(Raw records)
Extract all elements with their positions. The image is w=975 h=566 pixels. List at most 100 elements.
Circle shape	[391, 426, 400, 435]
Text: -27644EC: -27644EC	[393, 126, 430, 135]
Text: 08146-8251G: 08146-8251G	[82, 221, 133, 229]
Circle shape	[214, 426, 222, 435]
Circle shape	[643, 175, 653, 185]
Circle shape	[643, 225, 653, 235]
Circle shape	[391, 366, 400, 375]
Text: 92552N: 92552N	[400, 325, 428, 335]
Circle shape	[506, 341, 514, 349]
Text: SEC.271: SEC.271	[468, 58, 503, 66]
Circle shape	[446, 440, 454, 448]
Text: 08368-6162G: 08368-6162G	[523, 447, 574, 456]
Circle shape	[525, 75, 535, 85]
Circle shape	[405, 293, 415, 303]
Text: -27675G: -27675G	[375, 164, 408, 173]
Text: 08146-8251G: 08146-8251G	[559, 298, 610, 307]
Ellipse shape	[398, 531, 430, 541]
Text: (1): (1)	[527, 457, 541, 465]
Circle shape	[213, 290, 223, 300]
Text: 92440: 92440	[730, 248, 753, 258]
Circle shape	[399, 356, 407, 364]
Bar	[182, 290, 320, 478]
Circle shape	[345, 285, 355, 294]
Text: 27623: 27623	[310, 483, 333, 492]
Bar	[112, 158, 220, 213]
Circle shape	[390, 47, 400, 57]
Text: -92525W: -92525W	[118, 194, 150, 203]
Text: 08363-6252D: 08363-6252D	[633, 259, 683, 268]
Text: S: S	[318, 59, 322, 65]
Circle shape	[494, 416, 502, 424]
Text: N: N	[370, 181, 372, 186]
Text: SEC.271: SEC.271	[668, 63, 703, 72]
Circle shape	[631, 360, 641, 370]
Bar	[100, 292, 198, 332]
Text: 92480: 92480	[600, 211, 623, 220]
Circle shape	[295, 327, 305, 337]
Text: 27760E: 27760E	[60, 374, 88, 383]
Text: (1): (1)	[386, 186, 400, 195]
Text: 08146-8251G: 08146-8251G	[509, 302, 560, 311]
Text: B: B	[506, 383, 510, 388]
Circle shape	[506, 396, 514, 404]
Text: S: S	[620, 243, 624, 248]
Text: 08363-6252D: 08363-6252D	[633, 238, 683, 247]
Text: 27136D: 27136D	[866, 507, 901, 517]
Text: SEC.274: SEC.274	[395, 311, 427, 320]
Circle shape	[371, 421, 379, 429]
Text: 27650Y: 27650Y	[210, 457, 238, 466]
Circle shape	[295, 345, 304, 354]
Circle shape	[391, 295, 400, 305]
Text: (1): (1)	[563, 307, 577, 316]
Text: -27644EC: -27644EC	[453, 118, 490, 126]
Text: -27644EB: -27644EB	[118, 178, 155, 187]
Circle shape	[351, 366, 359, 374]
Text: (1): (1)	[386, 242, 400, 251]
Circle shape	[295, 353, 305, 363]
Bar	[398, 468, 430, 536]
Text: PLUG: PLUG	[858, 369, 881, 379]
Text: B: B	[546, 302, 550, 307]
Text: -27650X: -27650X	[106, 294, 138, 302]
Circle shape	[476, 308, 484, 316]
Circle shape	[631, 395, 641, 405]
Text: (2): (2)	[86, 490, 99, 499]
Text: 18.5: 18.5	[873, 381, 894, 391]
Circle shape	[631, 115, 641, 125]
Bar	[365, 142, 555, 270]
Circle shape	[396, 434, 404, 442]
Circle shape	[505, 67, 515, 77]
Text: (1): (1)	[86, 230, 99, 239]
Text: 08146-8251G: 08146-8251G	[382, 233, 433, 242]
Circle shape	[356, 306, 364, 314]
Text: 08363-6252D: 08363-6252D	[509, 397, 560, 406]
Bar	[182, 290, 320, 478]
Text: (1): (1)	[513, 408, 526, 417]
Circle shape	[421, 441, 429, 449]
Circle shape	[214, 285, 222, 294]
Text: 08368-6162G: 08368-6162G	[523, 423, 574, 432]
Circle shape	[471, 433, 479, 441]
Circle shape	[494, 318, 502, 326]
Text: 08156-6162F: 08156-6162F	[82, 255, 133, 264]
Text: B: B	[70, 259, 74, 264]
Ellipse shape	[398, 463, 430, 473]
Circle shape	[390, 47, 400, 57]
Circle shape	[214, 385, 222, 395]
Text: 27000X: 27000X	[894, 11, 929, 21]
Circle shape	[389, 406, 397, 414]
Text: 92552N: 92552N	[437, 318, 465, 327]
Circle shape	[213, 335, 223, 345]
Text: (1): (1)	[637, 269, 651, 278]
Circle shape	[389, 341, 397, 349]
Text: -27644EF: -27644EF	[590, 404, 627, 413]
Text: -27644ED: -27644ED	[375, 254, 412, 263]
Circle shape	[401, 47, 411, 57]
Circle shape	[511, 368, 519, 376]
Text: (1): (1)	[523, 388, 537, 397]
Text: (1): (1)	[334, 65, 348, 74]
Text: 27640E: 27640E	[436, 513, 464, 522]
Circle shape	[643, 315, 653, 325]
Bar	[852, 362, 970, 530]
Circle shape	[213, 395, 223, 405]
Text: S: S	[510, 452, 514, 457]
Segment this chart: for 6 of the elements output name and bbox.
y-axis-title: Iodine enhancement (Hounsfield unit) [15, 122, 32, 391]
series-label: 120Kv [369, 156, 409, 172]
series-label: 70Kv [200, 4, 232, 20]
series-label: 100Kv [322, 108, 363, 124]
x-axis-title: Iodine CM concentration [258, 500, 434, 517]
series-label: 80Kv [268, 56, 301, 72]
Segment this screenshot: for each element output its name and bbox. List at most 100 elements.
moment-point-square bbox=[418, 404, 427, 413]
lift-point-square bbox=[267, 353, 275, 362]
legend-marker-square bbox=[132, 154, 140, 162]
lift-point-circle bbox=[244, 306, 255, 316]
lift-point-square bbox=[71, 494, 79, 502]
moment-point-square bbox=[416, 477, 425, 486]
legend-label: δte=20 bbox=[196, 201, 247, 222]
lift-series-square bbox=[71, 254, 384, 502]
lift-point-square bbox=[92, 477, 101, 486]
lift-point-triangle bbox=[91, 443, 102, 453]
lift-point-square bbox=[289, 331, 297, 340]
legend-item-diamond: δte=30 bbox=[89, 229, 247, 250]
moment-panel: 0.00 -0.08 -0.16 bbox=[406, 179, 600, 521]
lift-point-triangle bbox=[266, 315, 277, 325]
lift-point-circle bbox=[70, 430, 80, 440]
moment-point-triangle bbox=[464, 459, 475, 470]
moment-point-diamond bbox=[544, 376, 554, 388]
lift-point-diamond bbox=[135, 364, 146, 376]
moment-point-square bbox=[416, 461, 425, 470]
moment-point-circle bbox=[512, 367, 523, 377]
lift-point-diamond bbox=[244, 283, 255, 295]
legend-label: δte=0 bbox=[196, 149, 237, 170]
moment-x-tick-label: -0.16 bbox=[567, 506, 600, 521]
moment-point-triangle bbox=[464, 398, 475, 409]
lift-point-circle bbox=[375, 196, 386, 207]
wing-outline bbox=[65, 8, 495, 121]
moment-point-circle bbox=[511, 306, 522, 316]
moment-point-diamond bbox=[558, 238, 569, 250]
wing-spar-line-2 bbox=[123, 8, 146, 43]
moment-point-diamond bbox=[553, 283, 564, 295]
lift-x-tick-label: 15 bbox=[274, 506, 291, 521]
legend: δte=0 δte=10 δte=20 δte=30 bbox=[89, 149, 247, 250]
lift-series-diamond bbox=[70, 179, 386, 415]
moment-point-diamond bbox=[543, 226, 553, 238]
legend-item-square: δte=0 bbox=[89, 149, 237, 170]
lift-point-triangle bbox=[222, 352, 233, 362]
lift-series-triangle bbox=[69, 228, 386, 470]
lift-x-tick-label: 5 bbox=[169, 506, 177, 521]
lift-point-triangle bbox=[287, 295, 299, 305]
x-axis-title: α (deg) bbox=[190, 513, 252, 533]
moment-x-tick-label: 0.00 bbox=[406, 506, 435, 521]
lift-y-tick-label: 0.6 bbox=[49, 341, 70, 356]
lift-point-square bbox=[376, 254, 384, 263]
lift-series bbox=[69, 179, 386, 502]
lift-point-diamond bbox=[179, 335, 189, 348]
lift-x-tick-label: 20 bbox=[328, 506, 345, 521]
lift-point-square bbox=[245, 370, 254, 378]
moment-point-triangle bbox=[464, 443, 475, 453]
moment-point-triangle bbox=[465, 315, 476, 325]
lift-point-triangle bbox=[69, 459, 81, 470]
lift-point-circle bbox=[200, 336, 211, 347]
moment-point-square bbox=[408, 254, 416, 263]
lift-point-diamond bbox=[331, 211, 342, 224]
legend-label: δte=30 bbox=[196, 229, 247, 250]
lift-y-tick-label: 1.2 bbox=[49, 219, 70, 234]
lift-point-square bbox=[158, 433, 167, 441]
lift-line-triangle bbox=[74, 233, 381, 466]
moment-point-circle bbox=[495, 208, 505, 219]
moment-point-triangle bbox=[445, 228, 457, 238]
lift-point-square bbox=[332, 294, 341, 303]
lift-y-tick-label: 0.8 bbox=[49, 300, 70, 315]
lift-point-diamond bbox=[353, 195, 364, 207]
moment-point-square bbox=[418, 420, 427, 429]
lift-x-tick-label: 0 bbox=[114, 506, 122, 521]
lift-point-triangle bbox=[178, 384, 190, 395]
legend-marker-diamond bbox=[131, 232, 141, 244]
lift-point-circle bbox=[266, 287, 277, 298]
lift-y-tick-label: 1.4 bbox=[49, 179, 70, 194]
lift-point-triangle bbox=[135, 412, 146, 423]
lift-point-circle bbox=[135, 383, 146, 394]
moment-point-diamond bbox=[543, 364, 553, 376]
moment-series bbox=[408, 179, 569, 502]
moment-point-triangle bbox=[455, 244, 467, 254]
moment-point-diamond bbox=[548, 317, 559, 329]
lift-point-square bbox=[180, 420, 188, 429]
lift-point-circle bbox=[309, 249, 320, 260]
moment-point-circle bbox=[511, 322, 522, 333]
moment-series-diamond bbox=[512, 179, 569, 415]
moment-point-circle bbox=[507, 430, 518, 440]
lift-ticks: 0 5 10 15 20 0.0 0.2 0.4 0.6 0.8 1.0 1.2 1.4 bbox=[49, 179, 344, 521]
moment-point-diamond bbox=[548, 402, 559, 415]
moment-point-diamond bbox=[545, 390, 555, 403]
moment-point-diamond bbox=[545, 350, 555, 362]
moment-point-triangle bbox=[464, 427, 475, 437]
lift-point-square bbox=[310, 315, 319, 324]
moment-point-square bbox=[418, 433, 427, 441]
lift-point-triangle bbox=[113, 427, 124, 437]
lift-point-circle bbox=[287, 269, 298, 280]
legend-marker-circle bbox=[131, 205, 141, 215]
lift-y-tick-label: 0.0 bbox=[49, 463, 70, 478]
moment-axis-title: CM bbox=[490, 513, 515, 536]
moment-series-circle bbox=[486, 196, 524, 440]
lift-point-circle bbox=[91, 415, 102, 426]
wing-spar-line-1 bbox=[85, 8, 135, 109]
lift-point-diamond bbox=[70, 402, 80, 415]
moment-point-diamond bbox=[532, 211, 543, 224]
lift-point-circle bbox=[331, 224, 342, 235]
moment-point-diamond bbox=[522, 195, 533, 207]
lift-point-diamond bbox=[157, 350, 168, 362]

- _Problem description_
Render the lines from the start of the records through the line containing "325, 428, 335]", inclusive, as a JSON list of strings with one string per line, omitting any blank lines.

- _Solved problem_
[
  "Extract all elements with their positions. The image is w=975 h=566 pixels. List at most 100 elements.",
  "Circle shape\t[391, 426, 400, 435]",
  "Text: -27644EC: -27644EC\t[393, 126, 430, 135]",
  "Text: 08146-8251G: 08146-8251G\t[82, 221, 133, 229]",
  "Circle shape\t[214, 426, 222, 435]",
  "Circle shape\t[643, 175, 653, 185]",
  "Circle shape\t[643, 225, 653, 235]",
  "Circle shape\t[391, 366, 400, 375]",
  "Text: 92552N: 92552N\t[400, 325, 428, 335]"
]